Structured figure records:
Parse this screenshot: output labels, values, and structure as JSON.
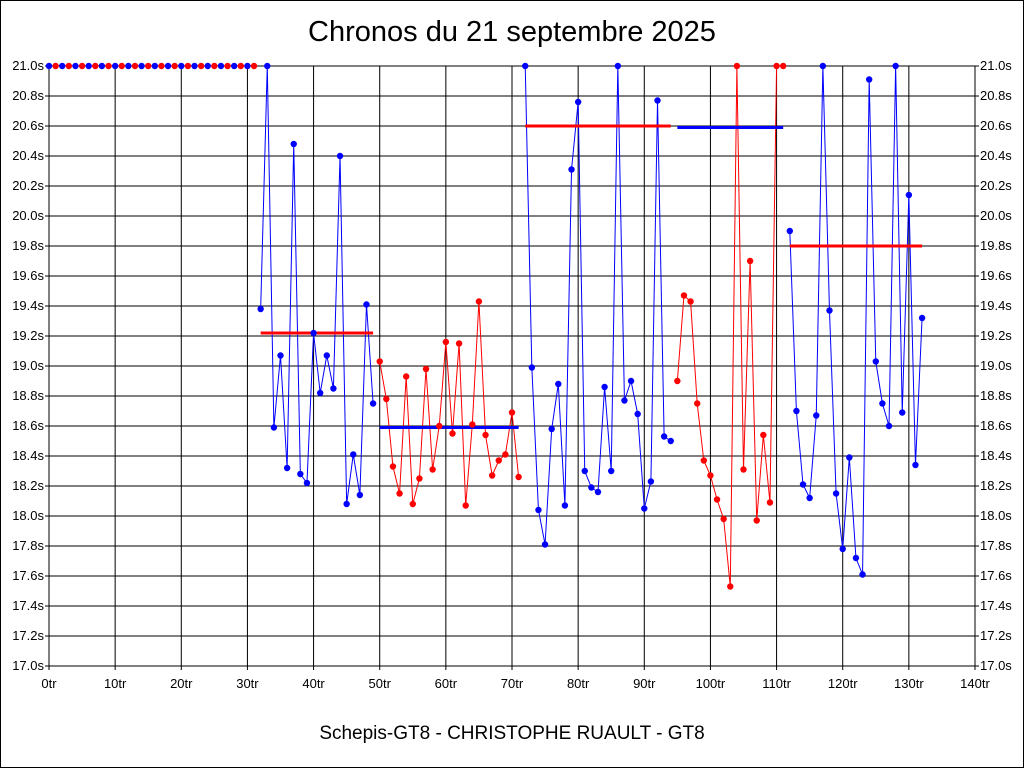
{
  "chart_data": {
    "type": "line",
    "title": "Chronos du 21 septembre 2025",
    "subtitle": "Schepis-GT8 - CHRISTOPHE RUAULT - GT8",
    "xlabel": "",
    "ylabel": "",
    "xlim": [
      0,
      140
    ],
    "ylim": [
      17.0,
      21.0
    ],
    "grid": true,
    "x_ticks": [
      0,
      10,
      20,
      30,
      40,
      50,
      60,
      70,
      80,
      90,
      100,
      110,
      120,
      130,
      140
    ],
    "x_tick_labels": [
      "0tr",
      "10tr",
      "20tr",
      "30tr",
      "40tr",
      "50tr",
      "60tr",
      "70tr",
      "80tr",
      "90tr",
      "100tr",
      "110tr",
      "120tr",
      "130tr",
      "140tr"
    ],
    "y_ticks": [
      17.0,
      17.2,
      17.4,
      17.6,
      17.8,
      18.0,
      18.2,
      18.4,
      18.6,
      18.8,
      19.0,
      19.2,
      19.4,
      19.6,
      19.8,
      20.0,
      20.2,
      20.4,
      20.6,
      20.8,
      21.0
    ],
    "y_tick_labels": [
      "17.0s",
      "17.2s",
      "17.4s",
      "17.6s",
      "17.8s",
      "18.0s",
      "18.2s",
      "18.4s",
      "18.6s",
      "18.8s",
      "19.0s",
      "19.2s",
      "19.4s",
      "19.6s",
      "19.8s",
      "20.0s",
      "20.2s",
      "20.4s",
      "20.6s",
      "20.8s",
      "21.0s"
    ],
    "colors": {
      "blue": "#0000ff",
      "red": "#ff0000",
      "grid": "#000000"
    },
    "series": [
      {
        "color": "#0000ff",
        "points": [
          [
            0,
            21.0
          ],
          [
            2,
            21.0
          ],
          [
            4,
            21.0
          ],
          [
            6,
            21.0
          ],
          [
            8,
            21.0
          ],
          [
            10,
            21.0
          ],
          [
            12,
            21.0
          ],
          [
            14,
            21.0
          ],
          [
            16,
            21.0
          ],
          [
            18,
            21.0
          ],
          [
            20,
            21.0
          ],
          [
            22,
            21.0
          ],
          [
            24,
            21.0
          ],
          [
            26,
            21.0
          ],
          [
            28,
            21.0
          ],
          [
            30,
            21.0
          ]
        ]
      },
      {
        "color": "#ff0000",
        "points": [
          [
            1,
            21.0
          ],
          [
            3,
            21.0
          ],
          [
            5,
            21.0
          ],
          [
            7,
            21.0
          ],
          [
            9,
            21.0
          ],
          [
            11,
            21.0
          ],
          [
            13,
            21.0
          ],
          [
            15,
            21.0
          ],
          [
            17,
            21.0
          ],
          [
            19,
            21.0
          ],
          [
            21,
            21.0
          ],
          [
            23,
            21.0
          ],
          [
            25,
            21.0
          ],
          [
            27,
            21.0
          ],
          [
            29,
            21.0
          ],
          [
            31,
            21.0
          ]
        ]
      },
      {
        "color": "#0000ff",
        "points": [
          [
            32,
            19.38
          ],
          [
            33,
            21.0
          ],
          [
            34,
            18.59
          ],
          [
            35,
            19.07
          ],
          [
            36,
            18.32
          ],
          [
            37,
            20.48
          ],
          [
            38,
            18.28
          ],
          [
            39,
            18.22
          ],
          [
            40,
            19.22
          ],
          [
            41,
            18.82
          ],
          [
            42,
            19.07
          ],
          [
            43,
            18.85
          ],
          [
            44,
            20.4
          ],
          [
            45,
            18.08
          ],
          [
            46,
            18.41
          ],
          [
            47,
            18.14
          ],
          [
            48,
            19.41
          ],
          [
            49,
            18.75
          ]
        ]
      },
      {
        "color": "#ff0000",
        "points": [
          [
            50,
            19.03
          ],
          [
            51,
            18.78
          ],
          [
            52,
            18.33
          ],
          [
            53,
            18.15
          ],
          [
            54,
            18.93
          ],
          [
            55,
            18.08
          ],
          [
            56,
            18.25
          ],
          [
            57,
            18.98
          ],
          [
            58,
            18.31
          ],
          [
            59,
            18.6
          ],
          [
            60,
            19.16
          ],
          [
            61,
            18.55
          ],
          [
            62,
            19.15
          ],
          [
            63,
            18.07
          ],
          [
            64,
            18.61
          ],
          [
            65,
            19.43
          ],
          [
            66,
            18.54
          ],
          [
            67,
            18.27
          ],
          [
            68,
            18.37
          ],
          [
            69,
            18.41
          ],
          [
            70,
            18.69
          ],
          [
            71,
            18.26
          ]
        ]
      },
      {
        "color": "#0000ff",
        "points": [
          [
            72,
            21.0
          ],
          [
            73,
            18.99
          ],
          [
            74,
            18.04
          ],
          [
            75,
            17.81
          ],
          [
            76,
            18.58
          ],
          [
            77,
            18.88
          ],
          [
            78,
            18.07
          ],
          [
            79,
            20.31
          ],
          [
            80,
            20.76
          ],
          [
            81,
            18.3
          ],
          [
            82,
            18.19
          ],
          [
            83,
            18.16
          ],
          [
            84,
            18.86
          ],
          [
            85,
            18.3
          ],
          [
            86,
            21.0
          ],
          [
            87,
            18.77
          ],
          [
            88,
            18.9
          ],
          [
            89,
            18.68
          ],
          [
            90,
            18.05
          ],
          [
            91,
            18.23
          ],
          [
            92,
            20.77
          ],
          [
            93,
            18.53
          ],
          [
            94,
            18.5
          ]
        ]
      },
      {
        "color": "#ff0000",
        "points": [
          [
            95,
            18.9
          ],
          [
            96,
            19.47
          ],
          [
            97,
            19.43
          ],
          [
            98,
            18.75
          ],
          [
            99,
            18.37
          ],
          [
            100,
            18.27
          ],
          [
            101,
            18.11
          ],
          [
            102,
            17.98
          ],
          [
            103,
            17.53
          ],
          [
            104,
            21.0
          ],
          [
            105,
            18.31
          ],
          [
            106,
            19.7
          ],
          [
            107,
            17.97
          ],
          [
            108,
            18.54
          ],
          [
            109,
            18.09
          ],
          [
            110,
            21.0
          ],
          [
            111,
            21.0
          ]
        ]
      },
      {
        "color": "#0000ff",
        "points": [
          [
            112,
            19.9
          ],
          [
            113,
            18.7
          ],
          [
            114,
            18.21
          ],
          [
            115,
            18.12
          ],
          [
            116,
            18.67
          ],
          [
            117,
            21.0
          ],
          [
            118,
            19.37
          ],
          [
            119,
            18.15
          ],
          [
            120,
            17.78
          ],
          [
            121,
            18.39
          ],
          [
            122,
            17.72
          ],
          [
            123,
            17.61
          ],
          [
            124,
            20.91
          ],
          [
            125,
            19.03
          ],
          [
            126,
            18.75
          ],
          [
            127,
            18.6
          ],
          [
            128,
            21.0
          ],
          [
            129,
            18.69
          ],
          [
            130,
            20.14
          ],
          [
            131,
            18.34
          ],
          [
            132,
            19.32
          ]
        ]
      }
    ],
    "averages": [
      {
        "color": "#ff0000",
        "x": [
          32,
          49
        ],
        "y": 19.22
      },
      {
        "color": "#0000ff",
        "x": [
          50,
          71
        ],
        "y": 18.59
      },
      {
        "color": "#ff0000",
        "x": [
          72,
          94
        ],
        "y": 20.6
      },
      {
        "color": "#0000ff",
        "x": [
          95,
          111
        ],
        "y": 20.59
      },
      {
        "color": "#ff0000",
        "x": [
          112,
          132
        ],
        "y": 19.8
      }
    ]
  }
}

**REQUEST:**
Leave the pictures out and reproduce each record exactly as written.

**RESPONSE TO THE EXERCISE:**
Parse this screenshot: output labels, values, and structure as JSON.
{
  "chart_data": {
    "type": "line",
    "title": "Chronos du 21 septembre 2025",
    "subtitle": "Schepis-GT8 - CHRISTOPHE RUAULT - GT8",
    "xlabel": "",
    "ylabel": "",
    "xlim": [
      0,
      140
    ],
    "ylim": [
      17.0,
      21.0
    ],
    "grid": true,
    "x_ticks": [
      0,
      10,
      20,
      30,
      40,
      50,
      60,
      70,
      80,
      90,
      100,
      110,
      120,
      130,
      140
    ],
    "x_tick_labels": [
      "0tr",
      "10tr",
      "20tr",
      "30tr",
      "40tr",
      "50tr",
      "60tr",
      "70tr",
      "80tr",
      "90tr",
      "100tr",
      "110tr",
      "120tr",
      "130tr",
      "140tr"
    ],
    "y_ticks": [
      17.0,
      17.2,
      17.4,
      17.6,
      17.8,
      18.0,
      18.2,
      18.4,
      18.6,
      18.8,
      19.0,
      19.2,
      19.4,
      19.6,
      19.8,
      20.0,
      20.2,
      20.4,
      20.6,
      20.8,
      21.0
    ],
    "y_tick_labels": [
      "17.0s",
      "17.2s",
      "17.4s",
      "17.6s",
      "17.8s",
      "18.0s",
      "18.2s",
      "18.4s",
      "18.6s",
      "18.8s",
      "19.0s",
      "19.2s",
      "19.4s",
      "19.6s",
      "19.8s",
      "20.0s",
      "20.2s",
      "20.4s",
      "20.6s",
      "20.8s",
      "21.0s"
    ],
    "colors": {
      "blue": "#0000ff",
      "red": "#ff0000",
      "grid": "#000000"
    },
    "series": [
      {
        "color": "#0000ff",
        "points": [
          [
            0,
            21.0
          ],
          [
            2,
            21.0
          ],
          [
            4,
            21.0
          ],
          [
            6,
            21.0
          ],
          [
            8,
            21.0
          ],
          [
            10,
            21.0
          ],
          [
            12,
            21.0
          ],
          [
            14,
            21.0
          ],
          [
            16,
            21.0
          ],
          [
            18,
            21.0
          ],
          [
            20,
            21.0
          ],
          [
            22,
            21.0
          ],
          [
            24,
            21.0
          ],
          [
            26,
            21.0
          ],
          [
            28,
            21.0
          ],
          [
            30,
            21.0
          ]
        ]
      },
      {
        "color": "#ff0000",
        "points": [
          [
            1,
            21.0
          ],
          [
            3,
            21.0
          ],
          [
            5,
            21.0
          ],
          [
            7,
            21.0
          ],
          [
            9,
            21.0
          ],
          [
            11,
            21.0
          ],
          [
            13,
            21.0
          ],
          [
            15,
            21.0
          ],
          [
            17,
            21.0
          ],
          [
            19,
            21.0
          ],
          [
            21,
            21.0
          ],
          [
            23,
            21.0
          ],
          [
            25,
            21.0
          ],
          [
            27,
            21.0
          ],
          [
            29,
            21.0
          ],
          [
            31,
            21.0
          ]
        ]
      },
      {
        "color": "#0000ff",
        "points": [
          [
            32,
            19.38
          ],
          [
            33,
            21.0
          ],
          [
            34,
            18.59
          ],
          [
            35,
            19.07
          ],
          [
            36,
            18.32
          ],
          [
            37,
            20.48
          ],
          [
            38,
            18.28
          ],
          [
            39,
            18.22
          ],
          [
            40,
            19.22
          ],
          [
            41,
            18.82
          ],
          [
            42,
            19.07
          ],
          [
            43,
            18.85
          ],
          [
            44,
            20.4
          ],
          [
            45,
            18.08
          ],
          [
            46,
            18.41
          ],
          [
            47,
            18.14
          ],
          [
            48,
            19.41
          ],
          [
            49,
            18.75
          ]
        ]
      },
      {
        "color": "#ff0000",
        "points": [
          [
            50,
            19.03
          ],
          [
            51,
            18.78
          ],
          [
            52,
            18.33
          ],
          [
            53,
            18.15
          ],
          [
            54,
            18.93
          ],
          [
            55,
            18.08
          ],
          [
            56,
            18.25
          ],
          [
            57,
            18.98
          ],
          [
            58,
            18.31
          ],
          [
            59,
            18.6
          ],
          [
            60,
            19.16
          ],
          [
            61,
            18.55
          ],
          [
            62,
            19.15
          ],
          [
            63,
            18.07
          ],
          [
            64,
            18.61
          ],
          [
            65,
            19.43
          ],
          [
            66,
            18.54
          ],
          [
            67,
            18.27
          ],
          [
            68,
            18.37
          ],
          [
            69,
            18.41
          ],
          [
            70,
            18.69
          ],
          [
            71,
            18.26
          ]
        ]
      },
      {
        "color": "#0000ff",
        "points": [
          [
            72,
            21.0
          ],
          [
            73,
            18.99
          ],
          [
            74,
            18.04
          ],
          [
            75,
            17.81
          ],
          [
            76,
            18.58
          ],
          [
            77,
            18.88
          ],
          [
            78,
            18.07
          ],
          [
            79,
            20.31
          ],
          [
            80,
            20.76
          ],
          [
            81,
            18.3
          ],
          [
            82,
            18.19
          ],
          [
            83,
            18.16
          ],
          [
            84,
            18.86
          ],
          [
            85,
            18.3
          ],
          [
            86,
            21.0
          ],
          [
            87,
            18.77
          ],
          [
            88,
            18.9
          ],
          [
            89,
            18.68
          ],
          [
            90,
            18.05
          ],
          [
            91,
            18.23
          ],
          [
            92,
            20.77
          ],
          [
            93,
            18.53
          ],
          [
            94,
            18.5
          ]
        ]
      },
      {
        "color": "#ff0000",
        "points": [
          [
            95,
            18.9
          ],
          [
            96,
            19.47
          ],
          [
            97,
            19.43
          ],
          [
            98,
            18.75
          ],
          [
            99,
            18.37
          ],
          [
            100,
            18.27
          ],
          [
            101,
            18.11
          ],
          [
            102,
            17.98
          ],
          [
            103,
            17.53
          ],
          [
            104,
            21.0
          ],
          [
            105,
            18.31
          ],
          [
            106,
            19.7
          ],
          [
            107,
            17.97
          ],
          [
            108,
            18.54
          ],
          [
            109,
            18.09
          ],
          [
            110,
            21.0
          ],
          [
            111,
            21.0
          ]
        ]
      },
      {
        "color": "#0000ff",
        "points": [
          [
            112,
            19.9
          ],
          [
            113,
            18.7
          ],
          [
            114,
            18.21
          ],
          [
            115,
            18.12
          ],
          [
            116,
            18.67
          ],
          [
            117,
            21.0
          ],
          [
            118,
            19.37
          ],
          [
            119,
            18.15
          ],
          [
            120,
            17.78
          ],
          [
            121,
            18.39
          ],
          [
            122,
            17.72
          ],
          [
            123,
            17.61
          ],
          [
            124,
            20.91
          ],
          [
            125,
            19.03
          ],
          [
            126,
            18.75
          ],
          [
            127,
            18.6
          ],
          [
            128,
            21.0
          ],
          [
            129,
            18.69
          ],
          [
            130,
            20.14
          ],
          [
            131,
            18.34
          ],
          [
            132,
            19.32
          ]
        ]
      }
    ],
    "averages": [
      {
        "color": "#ff0000",
        "x": [
          32,
          49
        ],
        "y": 19.22
      },
      {
        "color": "#0000ff",
        "x": [
          50,
          71
        ],
        "y": 18.59
      },
      {
        "color": "#ff0000",
        "x": [
          72,
          94
        ],
        "y": 20.6
      },
      {
        "color": "#0000ff",
        "x": [
          95,
          111
        ],
        "y": 20.59
      },
      {
        "color": "#ff0000",
        "x": [
          112,
          132
        ],
        "y": 19.8
      }
    ]
  }
}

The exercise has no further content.